_Task requirements_: Below are some records: retype them all exactly, but not the pictures.

_Records for this task_:
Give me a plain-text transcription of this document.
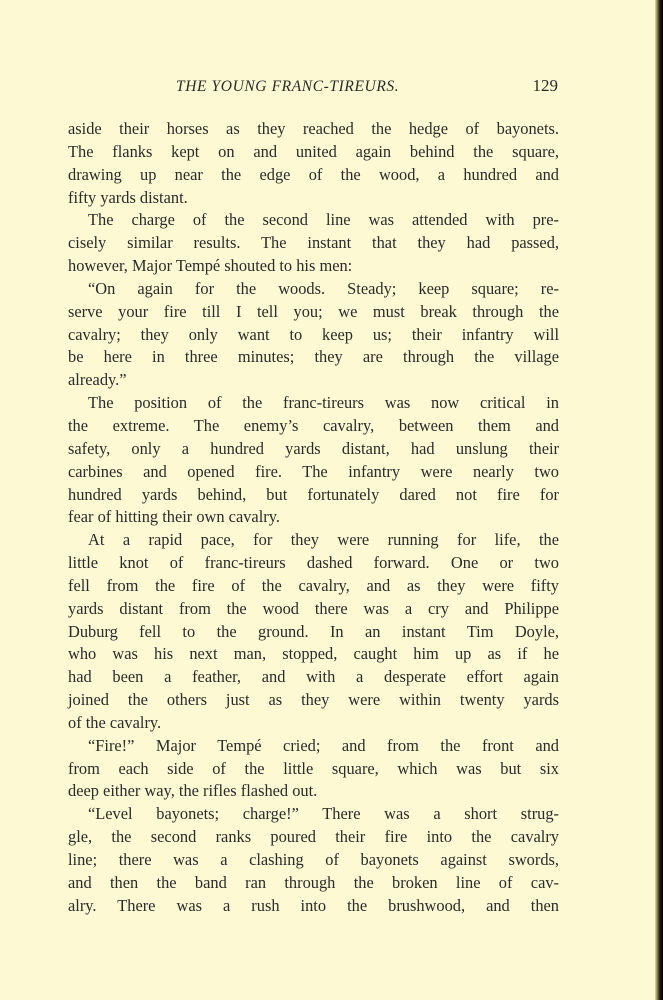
THE YOUNG FRANC-TIREURS.	129
aside their horses as they reached the hedge of bayonets.
The flanks kept on and united again behind the square,
drawing up near the edge of the wood, a hundred and
fifty yards distant.
The charge of the second line was attended with pre-
cisely similar results. The instant that they had passed,
however, Major Tempé shouted to his men:
“On again for the woods. Steady; keep square; re-
serve your fire till I tell you; we must break through the
cavalry; they only want to keep us; their infantry will
be here in three minutes; they are through the village
already.”
The position of the franc-tireurs was now critical in
the extreme. The enemy’s cavalry, between them and
safety, only a hundred yards distant, had unslung their
carbines and opened fire. The infantry were nearly two
hundred yards behind, but fortunately dared not fire for
fear of hitting their own cavalry.
At a rapid pace, for they were running for life, the
little knot of franc-tireurs dashed forward. One or two
fell from the fire of the cavalry, and as they were fifty
yards distant from the wood there was a cry and Philippe
Duburg fell to the ground. In an instant Tim Doyle,
who was his next man, stopped, caught him up as if he
had been a feather, and with a desperate effort again
joined the others just as they were within twenty yards
of the cavalry.
“Fire!” Major Tempé cried; and from the front and
from each side of the little square, which was but six
deep either way, the rifles flashed out.
“Level bayonets; charge!” There was a short strug-
gle, the second ranks poured their fire into the cavalry
line; there was a clashing of bayonets against swords,
and then the band ran through the broken line of cav-
alry. There was a rush into the brushwood, and then
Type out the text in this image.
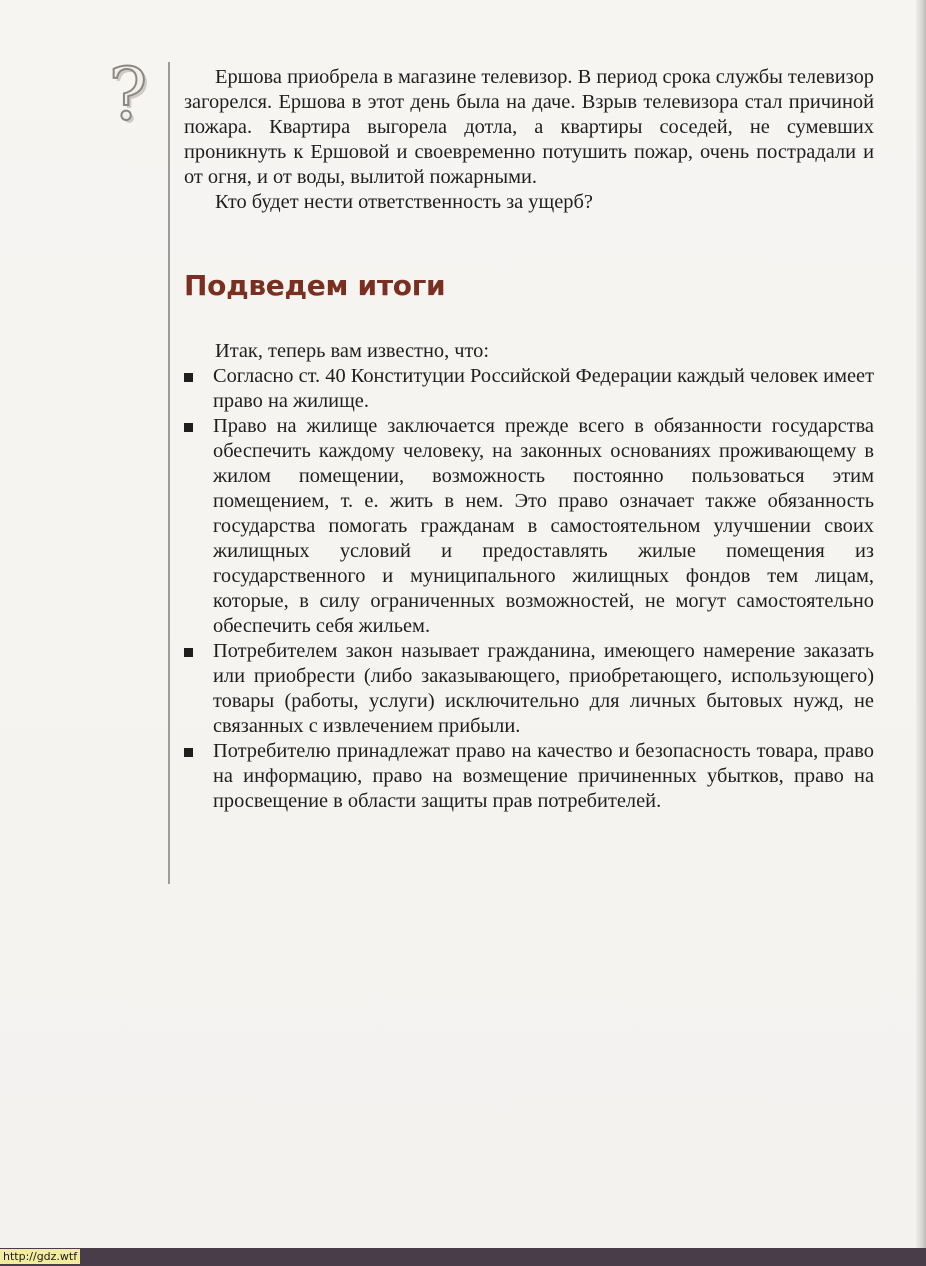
?	Ершова приобрела в магазине телевизор. В период срока службы телевизор загорелся. Ершова в этот день была на даче. Взрыв телевизора стал причиной пожара. Квартира выгорела дотла, а квартиры соседей, не сумевших проникнуть к Ершовой и своевременно потушить пожар, очень пострадали и от огня, и от воды, вылитой пожарными.

Кто будет нести ответственность за ущерб?

Подведем итоги

Итак, теперь вам известно, что:

Согласно ст. 40 Конституции Российской Федерации каждый человек имеет право на жилище.
Право на жилище заключается прежде всего в обязанности государства обеспечить каждому человеку, на законных основаниях проживающему в жилом помещении, возможность постоянно пользоваться этим помещением, т. е. жить в нем. Это право означает также обязанность государства помогать гражданам в самостоятельном улучшении своих жилищных условий и предоставлять жилые помещения из государственного и муниципального жилищных фондов тем лицам, которые, в силу ограниченных возможностей, не могут самостоятельно обеспечить себя жильем.
Потребителем закон называет гражданина, имеющего намерение заказать или приобрести (либо заказывающего, приобретающего, использующего) товары (работы, услуги) исключительно для личных бытовых нужд, не связанных с извлечением прибыли.
Потребителю принадлежат право на качество и безопасность товара, право на информацию, право на возмещение причиненных убытков, право на просвещение в области защиты прав потребителей.
http://gdz.wtf
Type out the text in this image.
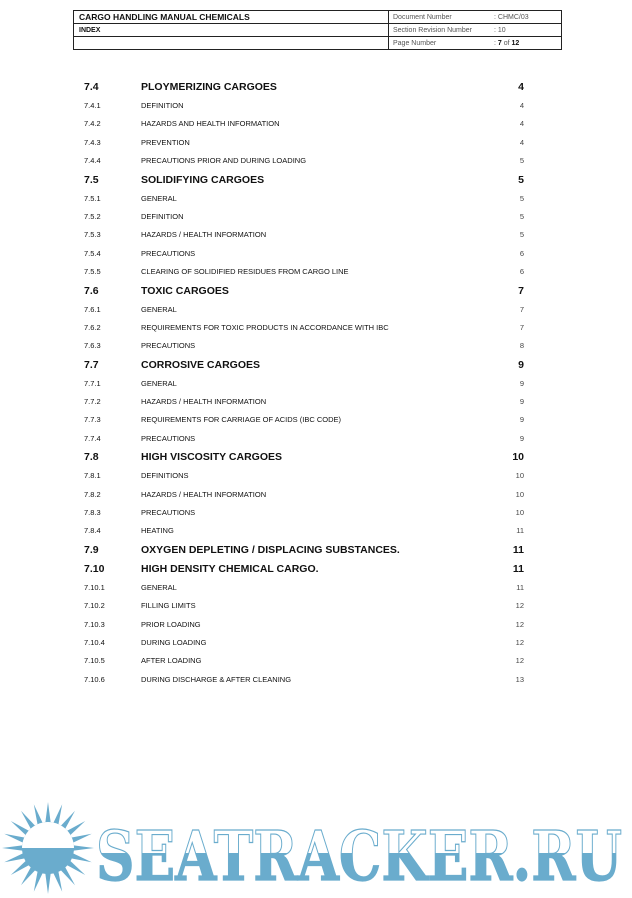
CARGO HANDLING MANUAL CHEMICALS
INDEX
Document Number	: CHMC/03
Section Revision Number	: 10
Page Number	: 7 of 12
7.4	PLOYMERIZING CARGOES	4
7.4.1	DEFINITION	4
7.4.2	HAZARDS AND HEALTH INFORMATION	4
7.4.3	PREVENTION	4
7.4.4	PRECAUTIONS PRIOR AND DURING LOADING	5
7.5	SOLIDIFYING CARGOES	5
7.5.1	GENERAL	5
7.5.2	DEFINITION	5
7.5.3	HAZARDS / HEALTH INFORMATION	5
7.5.4	PRECAUTIONS	6
7.5.5	CLEARING OF SOLIDIFIED RESIDUES FROM CARGO LINE	6
7.6	TOXIC CARGOES	7
7.6.1	GENERAL	7
7.6.2	REQUIREMENTS FOR TOXIC PRODUCTS IN ACCORDANCE WITH IBC	7
7.6.3	PRECAUTIONS	8
7.7	CORROSIVE CARGOES	9
7.7.1	GENERAL	9
7.7.2	HAZARDS / HEALTH INFORMATION	9
7.7.3	REQUIREMENTS FOR CARRIAGE OF ACIDS (IBC CODE)	9
7.7.4	PRECAUTIONS	9
7.8	HIGH VISCOSITY CARGOES	10
7.8.1	DEFINITIONS	10
7.8.2	HAZARDS / HEALTH INFORMATION	10
7.8.3	PRECAUTIONS	10
7.8.4	HEATING	11
7.9	OXYGEN DEPLETING / DISPLACING SUBSTANCES.	11
7.10	HIGH DENSITY CHEMICAL CARGO.	11
7.10.1	GENERAL	11
7.10.2	FILLING LIMITS	12
7.10.3	PRIOR LOADING	12
7.10.4	DURING LOADING	12
7.10.5	AFTER LOADING	12
7.10.6	DURING DISCHARGE & AFTER CLEANING	13
SEATRACKER.RU
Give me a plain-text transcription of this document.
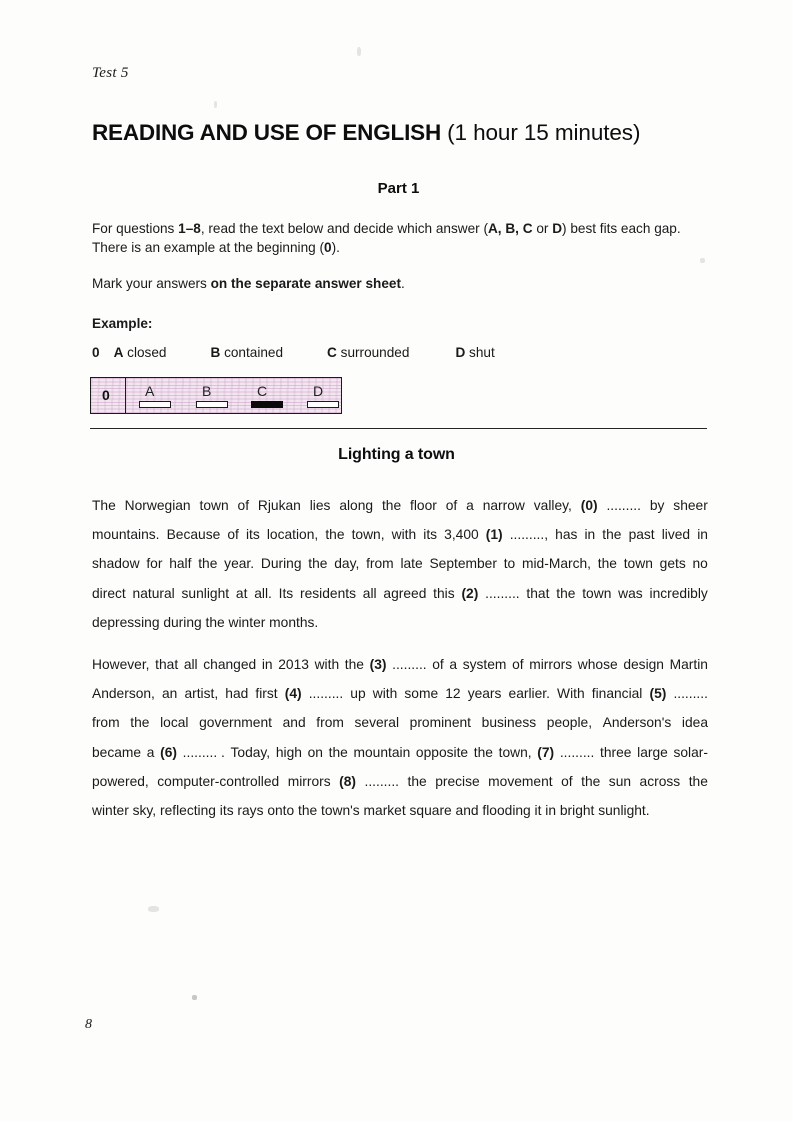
Test 5
READING AND USE OF ENGLISH (1 hour 15 minutes)
Part 1
For questions 1–8, read the text below and decide which answer (A, B, C or D) best fits each gap. There is an example at the beginning (0).
Mark your answers on the separate answer sheet.
Example:
0 A closed	B contained	C surrounded	D shut
0	A	B	C	D
Lighting a town
The Norwegian town of Rjukan lies along the floor of a narrow valley, (0) ......... by sheer
mountains. Because of its location, the town, with its 3,400 (1) ........., has in the past lived in
shadow for half the year. During the day, from late September to mid-March, the town gets no
direct natural sunlight at all. Its residents all agreed this (2) ......... that the town was incredibly
depressing during the winter months.
However, that all changed in 2013 with the (3) ......... of a system of mirrors whose design Martin
Anderson, an artist, had first (4) ......... up with some 12 years earlier. With financial (5) .........
from the local government and from several prominent business people, Anderson's idea
became a (6) ......... . Today, high on the mountain opposite the town, (7) ......... three large solar-
powered, computer-controlled mirrors (8) ......... the precise movement of the sun across the
winter sky, reflecting its rays onto the town's market square and flooding it in bright sunlight.
8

_Result_:
Give me a plain-text transcription of this document.
THE YOUNG FRANC-TIREURS.	129
aside their horses as they reached the hedge of bayonets.
The flanks kept on and united again behind the square,
drawing up near the edge of the wood, a hundred and
fifty yards distant.
The charge of the second line was attended with pre-
cisely similar results. The instant that they had passed,
however, Major Tempé shouted to his men:
“On again for the woods. Steady; keep square; re-
serve your fire till I tell you; we must break through the
cavalry; they only want to keep us; their infantry will
be here in three minutes; they are through the village
already.”
The position of the franc-tireurs was now critical in
the extreme. The enemy’s cavalry, between them and
safety, only a hundred yards distant, had unslung their
carbines and opened fire. The infantry were nearly two
hundred yards behind, but fortunately dared not fire for
fear of hitting their own cavalry.
At a rapid pace, for they were running for life, the
little knot of franc-tireurs dashed forward. One or two
fell from the fire of the cavalry, and as they were fifty
yards distant from the wood there was a cry and Philippe
Duburg fell to the ground. In an instant Tim Doyle,
who was his next man, stopped, caught him up as if he
had been a feather, and with a desperate effort again
joined the others just as they were within twenty yards
of the cavalry.
“Fire!” Major Tempé cried; and from the front and
from each side of the little square, which was but six
deep either way, the rifles flashed out.
“Level bayonets; charge!” There was a short strug-
gle, the second ranks poured their fire into the cavalry
line; there was a clashing of bayonets against swords,
and then the band ran through the broken line of cav-
alry. There was a rush into the brushwood, and then
Type out the text in this image.
?	Ершова приобрела в магазине телевизор. В период срока службы телевизор загорелся. Ершова в этот день была на даче. Взрыв телевизора стал причиной пожара. Квартира выгорела дотла, а квартиры соседей, не сумевших проникнуть к Ершовой и своевременно потушить пожар, очень пострадали и от огня, и от воды, вылитой пожарными.

Кто будет нести ответственность за ущерб?

Подведем итоги

Итак, теперь вам известно, что:

Согласно ст. 40 Конституции Российской Федерации каждый человек имеет право на жилище.
Право на жилище заключается прежде всего в обязанности государства обеспечить каждому человеку, на законных основаниях проживающему в жилом помещении, возможность постоянно пользоваться этим помещением, т. е. жить в нем. Это право означает также обязанность государства помогать гражданам в самостоятельном улучшении своих жилищных условий и предоставлять жилые помещения из государственного и муниципального жилищных фондов тем лицам, которые, в силу ограниченных возможностей, не могут самостоятельно обеспечить себя жильем.
Потребителем закон называет гражданина, имеющего намерение заказать или приобрести (либо заказывающего, приобретающего, использующего) товары (работы, услуги) исключительно для личных бытовых нужд, не связанных с извлечением прибыли.
Потребителю принадлежат право на качество и безопасность товара, право на информацию, право на возмещение причиненных убытков, право на просвещение в области защиты прав потребителей.
http://gdz.wtf
Type out the text in this image.
CARGO HANDLING MANUAL CHEMICALS
INDEX
Document Number	: CHMC/03
Section Revision Number	: 10
Page Number	: 7 of 12
7.4	PLOYMERIZING CARGOES	4
7.4.1	DEFINITION	4
7.4.2	HAZARDS AND HEALTH INFORMATION	4
7.4.3	PREVENTION	4
7.4.4	PRECAUTIONS PRIOR AND DURING LOADING	5
7.5	SOLIDIFYING CARGOES	5
7.5.1	GENERAL	5
7.5.2	DEFINITION	5
7.5.3	HAZARDS / HEALTH INFORMATION	5
7.5.4	PRECAUTIONS	6
7.5.5	CLEARING OF SOLIDIFIED RESIDUES FROM CARGO LINE	6
7.6	TOXIC CARGOES	7
7.6.1	GENERAL	7
7.6.2	REQUIREMENTS FOR TOXIC PRODUCTS IN ACCORDANCE WITH IBC	7
7.6.3	PRECAUTIONS	8
7.7	CORROSIVE CARGOES	9
7.7.1	GENERAL	9
7.7.2	HAZARDS / HEALTH INFORMATION	9
7.7.3	REQUIREMENTS FOR CARRIAGE OF ACIDS (IBC CODE)	9
7.7.4	PRECAUTIONS	9
7.8	HIGH VISCOSITY CARGOES	10
7.8.1	DEFINITIONS	10
7.8.2	HAZARDS / HEALTH INFORMATION	10
7.8.3	PRECAUTIONS	10
7.8.4	HEATING	11
7.9	OXYGEN DEPLETING / DISPLACING SUBSTANCES.	11
7.10	HIGH DENSITY CHEMICAL CARGO.	11
7.10.1	GENERAL	11
7.10.2	FILLING LIMITS	12
7.10.3	PRIOR LOADING	12
7.10.4	DURING LOADING	12
7.10.5	AFTER LOADING	12
7.10.6	DURING DISCHARGE & AFTER CLEANING	13
SEATRACKER.RU
Give me a plain-text transcription of this document.
Test 5
READING AND USE OF ENGLISH (1 hour 15 minutes)
Part 1
For questions 1–8, read the text below and decide which answer (A, B, C or D) best fits each gap. There is an example at the beginning (0).
Mark your answers on the separate answer sheet.
Example:
0 A closed	B contained	C surrounded	D shut
0	A	B	C	D
Lighting a town
The Norwegian town of Rjukan lies along the floor of a narrow valley, (0) ......... by sheer
mountains. Because of its location, the town, with its 3,400 (1) ........., has in the past lived in
shadow for half the year. During the day, from late September to mid-March, the town gets no
direct natural sunlight at all. Its residents all agreed this (2) ......... that the town was incredibly
depressing during the winter months.
However, that all changed in 2013 with the (3) ......... of a system of mirrors whose design Martin
Anderson, an artist, had first (4) ......... up with some 12 years earlier. With financial (5) .........
from the local government and from several prominent business people, Anderson's idea
became a (6) ......... . Today, high on the mountain opposite the town, (7) ......... three large solar-
powered, computer-controlled mirrors (8) ......... the precise movement of the sun across the
winter sky, reflecting its rays onto the town's market square and flooding it in bright sunlight.
8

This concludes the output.